▶ _INSTRUCTIONS FOR THE TASK_:
Comb through the entries for "Black" and pull out each line that holds it.

▶ _MATERIAL FOR THIS EXERCISE_:
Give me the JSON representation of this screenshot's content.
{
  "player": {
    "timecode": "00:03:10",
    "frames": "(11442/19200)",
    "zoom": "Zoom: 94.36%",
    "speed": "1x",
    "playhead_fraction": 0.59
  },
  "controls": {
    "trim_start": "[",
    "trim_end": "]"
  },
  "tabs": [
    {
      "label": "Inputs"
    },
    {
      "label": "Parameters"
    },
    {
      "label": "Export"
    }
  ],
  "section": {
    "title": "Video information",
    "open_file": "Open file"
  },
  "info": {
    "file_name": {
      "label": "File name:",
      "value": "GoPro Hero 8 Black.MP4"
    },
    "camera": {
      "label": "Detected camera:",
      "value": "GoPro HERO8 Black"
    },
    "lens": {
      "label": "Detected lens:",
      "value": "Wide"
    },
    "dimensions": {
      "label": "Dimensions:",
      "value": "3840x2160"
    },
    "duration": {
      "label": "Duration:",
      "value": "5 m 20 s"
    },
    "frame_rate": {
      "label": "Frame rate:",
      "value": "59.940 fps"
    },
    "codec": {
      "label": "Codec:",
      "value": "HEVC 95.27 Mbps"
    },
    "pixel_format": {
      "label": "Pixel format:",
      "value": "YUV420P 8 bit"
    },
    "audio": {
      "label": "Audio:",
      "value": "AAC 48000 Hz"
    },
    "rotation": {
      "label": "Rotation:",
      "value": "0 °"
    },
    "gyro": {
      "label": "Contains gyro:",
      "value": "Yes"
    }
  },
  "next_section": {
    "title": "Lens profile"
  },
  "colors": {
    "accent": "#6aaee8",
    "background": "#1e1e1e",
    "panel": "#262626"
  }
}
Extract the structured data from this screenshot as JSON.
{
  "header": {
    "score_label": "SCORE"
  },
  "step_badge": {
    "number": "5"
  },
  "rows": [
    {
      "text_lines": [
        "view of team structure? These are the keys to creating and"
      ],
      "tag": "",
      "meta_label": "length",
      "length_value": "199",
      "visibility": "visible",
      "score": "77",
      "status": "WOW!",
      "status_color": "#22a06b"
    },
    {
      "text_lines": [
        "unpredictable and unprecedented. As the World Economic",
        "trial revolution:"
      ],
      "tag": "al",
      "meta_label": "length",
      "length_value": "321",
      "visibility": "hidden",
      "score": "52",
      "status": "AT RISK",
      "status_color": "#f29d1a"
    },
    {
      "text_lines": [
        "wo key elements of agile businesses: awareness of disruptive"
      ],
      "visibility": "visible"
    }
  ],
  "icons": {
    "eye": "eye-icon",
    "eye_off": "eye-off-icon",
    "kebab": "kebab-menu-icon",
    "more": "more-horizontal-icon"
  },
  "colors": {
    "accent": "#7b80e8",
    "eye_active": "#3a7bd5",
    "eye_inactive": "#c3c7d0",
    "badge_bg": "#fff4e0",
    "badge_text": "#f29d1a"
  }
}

▶ _RESULT OF THIS TASK_:
      "value": "GoPro Hero 8 Black.MP4"
      "value": "GoPro HERO8 Black"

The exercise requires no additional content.